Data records
· · · · ·
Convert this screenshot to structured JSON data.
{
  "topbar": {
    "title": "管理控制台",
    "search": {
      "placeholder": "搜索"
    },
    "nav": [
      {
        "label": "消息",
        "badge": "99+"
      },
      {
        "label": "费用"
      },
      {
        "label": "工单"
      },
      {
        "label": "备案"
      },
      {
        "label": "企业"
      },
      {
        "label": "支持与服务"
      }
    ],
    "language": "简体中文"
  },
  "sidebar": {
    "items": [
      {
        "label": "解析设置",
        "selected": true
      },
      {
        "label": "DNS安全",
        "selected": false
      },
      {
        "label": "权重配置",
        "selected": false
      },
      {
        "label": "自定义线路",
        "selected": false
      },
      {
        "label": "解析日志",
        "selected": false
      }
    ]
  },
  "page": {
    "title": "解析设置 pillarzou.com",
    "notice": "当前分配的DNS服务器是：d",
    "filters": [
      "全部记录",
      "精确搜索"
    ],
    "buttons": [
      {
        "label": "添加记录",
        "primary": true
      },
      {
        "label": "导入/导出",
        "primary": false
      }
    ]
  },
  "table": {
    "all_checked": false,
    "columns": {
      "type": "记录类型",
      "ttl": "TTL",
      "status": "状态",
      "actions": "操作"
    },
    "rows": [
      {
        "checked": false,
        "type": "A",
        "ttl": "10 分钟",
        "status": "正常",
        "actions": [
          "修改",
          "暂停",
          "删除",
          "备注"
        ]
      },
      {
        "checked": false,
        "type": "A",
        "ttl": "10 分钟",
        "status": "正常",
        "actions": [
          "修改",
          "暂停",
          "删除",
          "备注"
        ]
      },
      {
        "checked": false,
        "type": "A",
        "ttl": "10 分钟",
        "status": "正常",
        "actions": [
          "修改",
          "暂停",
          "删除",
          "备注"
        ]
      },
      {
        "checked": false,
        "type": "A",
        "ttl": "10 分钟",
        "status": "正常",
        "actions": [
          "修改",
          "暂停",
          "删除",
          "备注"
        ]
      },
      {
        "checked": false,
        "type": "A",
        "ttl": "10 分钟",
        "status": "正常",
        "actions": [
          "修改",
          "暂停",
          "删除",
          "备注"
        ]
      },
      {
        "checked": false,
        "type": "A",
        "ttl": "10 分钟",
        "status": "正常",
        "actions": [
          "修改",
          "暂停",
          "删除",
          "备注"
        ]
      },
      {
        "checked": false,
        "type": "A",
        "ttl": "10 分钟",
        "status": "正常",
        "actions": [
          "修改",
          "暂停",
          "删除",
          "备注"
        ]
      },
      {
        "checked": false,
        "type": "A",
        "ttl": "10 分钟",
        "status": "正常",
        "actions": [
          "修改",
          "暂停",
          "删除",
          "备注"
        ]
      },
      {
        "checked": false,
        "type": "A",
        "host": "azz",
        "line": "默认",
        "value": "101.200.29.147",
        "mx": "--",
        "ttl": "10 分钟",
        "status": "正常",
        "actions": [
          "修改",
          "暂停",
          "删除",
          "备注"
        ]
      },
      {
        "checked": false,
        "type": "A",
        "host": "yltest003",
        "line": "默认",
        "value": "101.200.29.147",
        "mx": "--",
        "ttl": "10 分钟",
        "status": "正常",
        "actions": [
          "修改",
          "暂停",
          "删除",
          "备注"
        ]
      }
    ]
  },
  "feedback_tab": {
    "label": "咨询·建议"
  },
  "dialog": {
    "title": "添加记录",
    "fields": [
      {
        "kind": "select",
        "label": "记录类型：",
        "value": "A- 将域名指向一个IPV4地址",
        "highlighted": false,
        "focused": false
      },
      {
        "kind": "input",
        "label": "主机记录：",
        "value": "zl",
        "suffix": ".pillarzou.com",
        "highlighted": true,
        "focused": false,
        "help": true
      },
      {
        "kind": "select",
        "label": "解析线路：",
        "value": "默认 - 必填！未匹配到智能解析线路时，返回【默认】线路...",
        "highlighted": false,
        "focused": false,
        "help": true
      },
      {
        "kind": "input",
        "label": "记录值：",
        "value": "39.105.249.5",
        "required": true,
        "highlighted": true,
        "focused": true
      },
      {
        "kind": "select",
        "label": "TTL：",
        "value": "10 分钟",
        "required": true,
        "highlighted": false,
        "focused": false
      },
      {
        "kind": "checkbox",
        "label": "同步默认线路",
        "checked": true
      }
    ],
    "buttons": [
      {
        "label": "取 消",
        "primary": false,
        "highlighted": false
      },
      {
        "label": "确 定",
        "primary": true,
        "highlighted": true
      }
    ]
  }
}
· · · · ·
_Exercise brief:_ Each entry must be reproduced verbatim.

_Task answer:_
Convert this screenshot to structured JSON data.
{
  "topbar": {
    "title": "管理控制台",
    "search": {
      "placeholder": "搜索"
    },
    "nav": [
      {
        "label": "消息",
        "badge": "99+"
      },
      {
        "label": "费用"
      },
      {
        "label": "工单"
      },
      {
        "label": "备案"
      },
      {
        "label": "企业"
      },
      {
        "label": "支持与服务"
      }
    ],
    "language": "简体中文"
  },
  "sidebar": {
    "items": [
      {
        "label": "解析设置",
        "selected": true
      },
      {
        "label": "DNS安全",
        "selected": false
      },
      {
        "label": "权重配置",
        "selected": false
      },
      {
        "label": "自定义线路",
        "selected": false
      },
      {
        "label": "解析日志",
        "selected": false
      }
    ]
  },
  "page": {
    "title": "解析设置 pillarzou.com",
    "notice": "当前分配的DNS服务器是：d",
    "filters": [
      "全部记录",
      "精确搜索"
    ],
    "buttons": [
      {
        "label": "添加记录",
        "primary": true
      },
      {
        "label": "导入/导出",
        "primary": false
      }
    ]
  },
  "table": {
    "all_checked": false,
    "columns": {
      "type": "记录类型",
      "ttl": "TTL",
      "status": "状态",
      "actions": "操作"
    },
    "rows": [
      {
        "checked": false,
        "type": "A",
        "ttl": "10 分钟",
        "status": "正常",
        "actions": [
          "修改",
          "暂停",
          "删除",
          "备注"
        ]
      },
      {
        "checked": false,
        "type": "A",
        "ttl": "10 分钟",
        "status": "正常",
        "actions": [
          "修改",
          "暂停",
          "删除",
          "备注"
        ]
      },
      {
        "checked": false,
        "type": "A",
        "ttl": "10 分钟",
        "status": "正常",
        "actions": [
          "修改",
          "暂停",
          "删除",
          "备注"
        ]
      },
      {
        "checked": false,
        "type": "A",
        "ttl": "10 分钟",
        "status": "正常",
        "actions": [
          "修改",
          "暂停",
          "删除",
          "备注"
        ]
      },
      {
        "checked": false,
        "type": "A",
        "ttl": "10 分钟",
        "status": "正常",
        "actions": [
          "修改",
          "暂停",
          "删除",
          "备注"
        ]
      },
      {
        "checked": false,
        "type": "A",
        "ttl": "10 分钟",
        "status": "正常",
        "actions": [
          "修改",
          "暂停",
          "删除",
          "备注"
        ]
      },
      {
        "checked": false,
        "type": "A",
        "ttl": "10 分钟",
        "status": "正常",
        "actions": [
          "修改",
          "暂停",
          "删除",
          "备注"
        ]
      },
      {
        "checked": false,
        "type": "A",
        "ttl": "10 分钟",
        "status": "正常",
        "actions": [
          "修改",
          "暂停",
          "删除",
          "备注"
        ]
      },
      {
        "checked": false,
        "type": "A",
        "host": "azz",
        "line": "默认",
        "value": "101.200.29.147",
        "mx": "--",
        "ttl": "10 分钟",
        "status": "正常",
        "actions": [
          "修改",
          "暂停",
          "删除",
          "备注"
        ]
      },
      {
        "checked": false,
        "type": "A",
        "host": "yltest003",
        "line": "默认",
        "value": "101.200.29.147",
        "mx": "--",
        "ttl": "10 分钟",
        "status": "正常",
        "actions": [
          "修改",
          "暂停",
          "删除",
          "备注"
        ]
      }
    ]
  },
  "feedback_tab": {
    "label": "咨询·建议"
  },
  "dialog": {
    "title": "添加记录",
    "fields": [
      {
        "kind": "select",
        "label": "记录类型：",
        "value": "A- 将域名指向一个IPV4地址",
        "highlighted": false,
        "focused": false
      },
      {
        "kind": "input",
        "label": "主机记录：",
        "value": "zl",
        "suffix": ".pillarzou.com",
        "highlighted": true,
        "focused": false,
        "help": true
      },
      {
        "kind": "select",
        "label": "解析线路：",
        "value": "默认 - 必填！未匹配到智能解析线路时，返回【默认】线路...",
        "highlighted": false,
        "focused": false,
        "help": true
      },
      {
        "kind": "input",
        "label": "记录值：",
        "value": "39.105.249.5",
        "required": true,
        "highlighted": true,
        "focused": true
      },
      {
        "kind": "select",
        "label": "TTL：",
        "value": "10 分钟",
        "required": true,
        "highlighted": false,
        "focused": false
      },
      {
        "kind": "checkbox",
        "label": "同步默认线路",
        "checked": true
      }
    ],
    "buttons": [
      {
        "label": "取 消",
        "primary": false,
        "highlighted": false
      },
      {
        "label": "确 定",
        "primary": true,
        "highlighted": true
      }
    ]
  }
}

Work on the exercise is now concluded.